-- Brief --
Within the entries below, please return exactly the lines from the one with "Read the values" through the one with "Output a JSON", leaving out any pictures.

-- Data records --
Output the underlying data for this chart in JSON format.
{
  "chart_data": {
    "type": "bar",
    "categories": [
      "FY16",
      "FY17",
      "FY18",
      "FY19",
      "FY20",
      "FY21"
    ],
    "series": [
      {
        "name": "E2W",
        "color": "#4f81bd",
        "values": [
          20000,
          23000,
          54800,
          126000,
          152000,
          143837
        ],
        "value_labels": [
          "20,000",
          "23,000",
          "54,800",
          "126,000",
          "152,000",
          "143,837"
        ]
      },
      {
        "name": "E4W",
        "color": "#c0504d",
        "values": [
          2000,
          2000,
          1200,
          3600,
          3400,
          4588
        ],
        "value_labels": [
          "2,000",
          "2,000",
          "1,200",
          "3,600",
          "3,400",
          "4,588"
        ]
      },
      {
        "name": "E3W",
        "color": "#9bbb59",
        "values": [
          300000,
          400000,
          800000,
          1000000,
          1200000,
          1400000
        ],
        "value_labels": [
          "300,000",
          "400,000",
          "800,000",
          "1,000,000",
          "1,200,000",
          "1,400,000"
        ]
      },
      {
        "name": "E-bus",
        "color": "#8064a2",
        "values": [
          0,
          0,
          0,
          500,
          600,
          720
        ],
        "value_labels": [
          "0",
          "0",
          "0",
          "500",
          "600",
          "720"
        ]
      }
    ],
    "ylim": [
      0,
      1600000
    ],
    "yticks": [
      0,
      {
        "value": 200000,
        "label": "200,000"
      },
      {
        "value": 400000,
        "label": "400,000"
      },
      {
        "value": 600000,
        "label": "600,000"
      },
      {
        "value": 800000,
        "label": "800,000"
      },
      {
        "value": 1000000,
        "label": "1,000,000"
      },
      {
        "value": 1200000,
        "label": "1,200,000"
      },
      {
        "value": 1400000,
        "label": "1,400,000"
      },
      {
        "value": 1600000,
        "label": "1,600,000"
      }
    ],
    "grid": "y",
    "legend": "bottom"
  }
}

* * *

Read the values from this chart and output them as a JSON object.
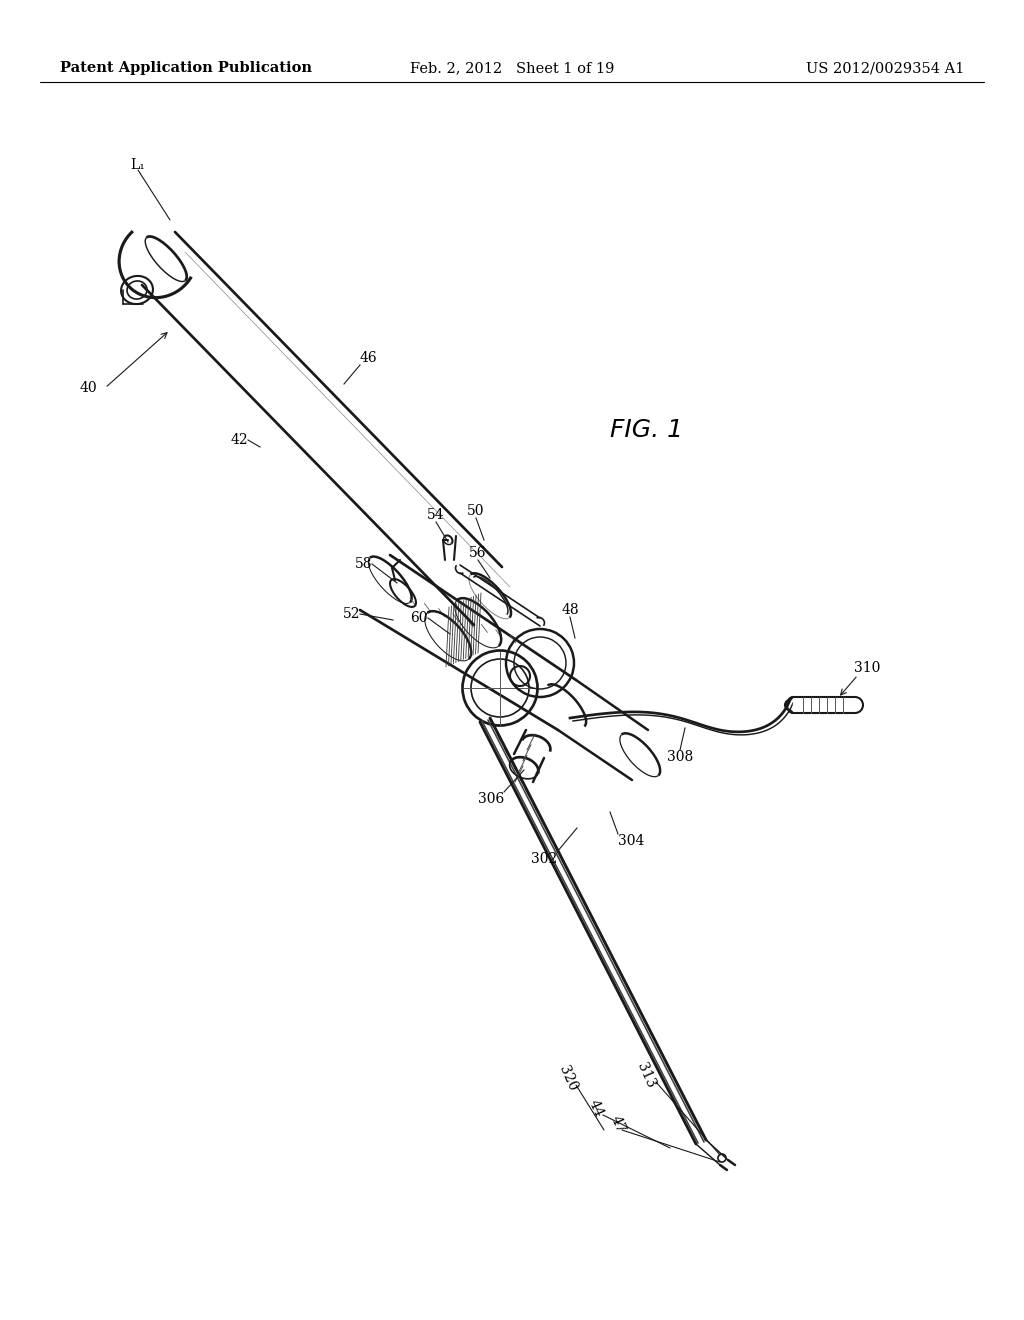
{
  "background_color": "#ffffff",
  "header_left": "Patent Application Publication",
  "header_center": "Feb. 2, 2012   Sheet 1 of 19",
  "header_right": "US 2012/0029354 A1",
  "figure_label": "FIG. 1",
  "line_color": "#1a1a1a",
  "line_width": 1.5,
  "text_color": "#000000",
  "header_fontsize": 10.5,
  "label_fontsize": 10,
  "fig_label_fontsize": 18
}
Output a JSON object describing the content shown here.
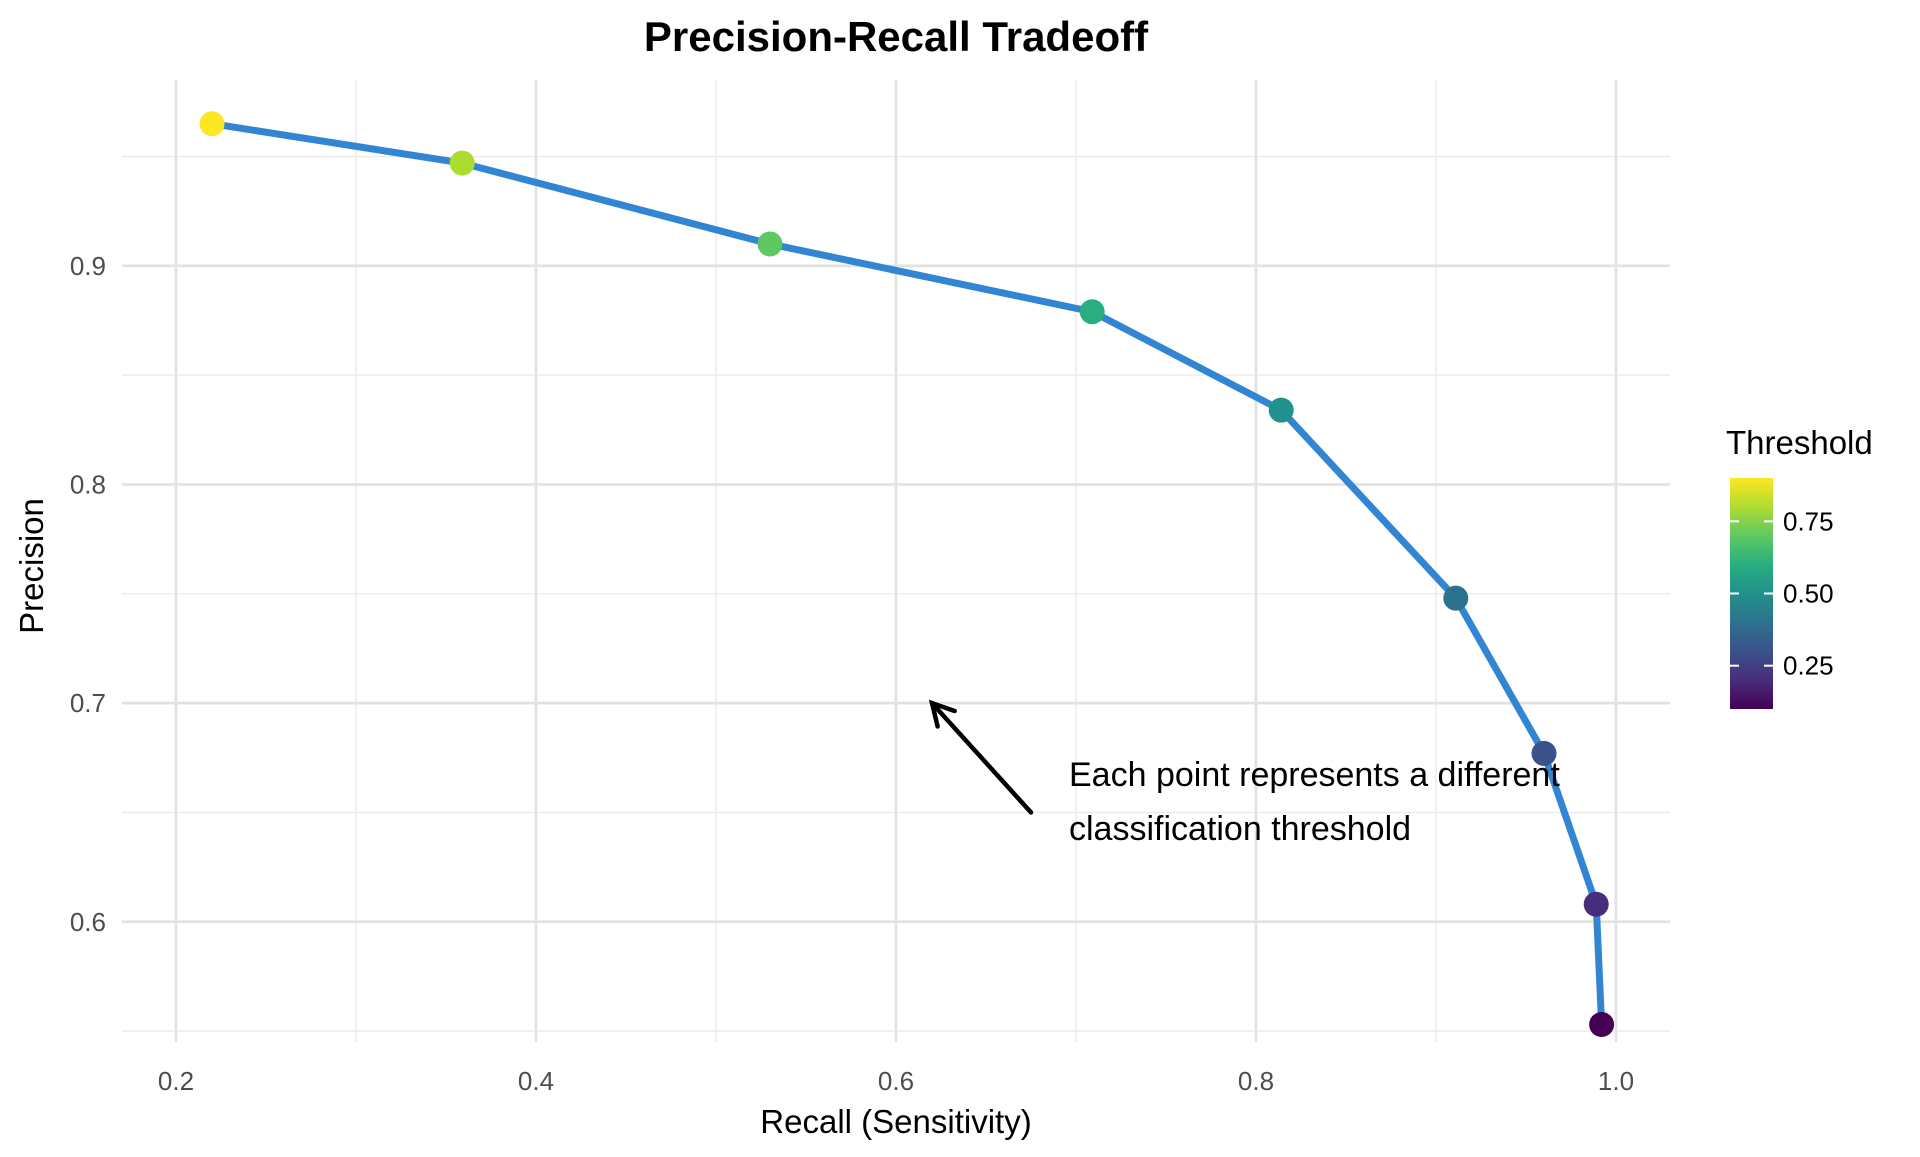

-- Answer to the task --
Read the values from this chart and output them as a JSON object.
{
  "background_color": "#ffffff",
  "header_left": "Patent Application Publication",
  "header_center": "Feb. 2, 2012   Sheet 1 of 19",
  "header_right": "US 2012/0029354 A1",
  "figure_label": "FIG. 1",
  "line_color": "#1a1a1a",
  "line_width": 1.5,
  "text_color": "#000000",
  "header_fontsize": 10.5,
  "label_fontsize": 10,
  "fig_label_fontsize": 18
}
Output a JSON object describing the content shown here.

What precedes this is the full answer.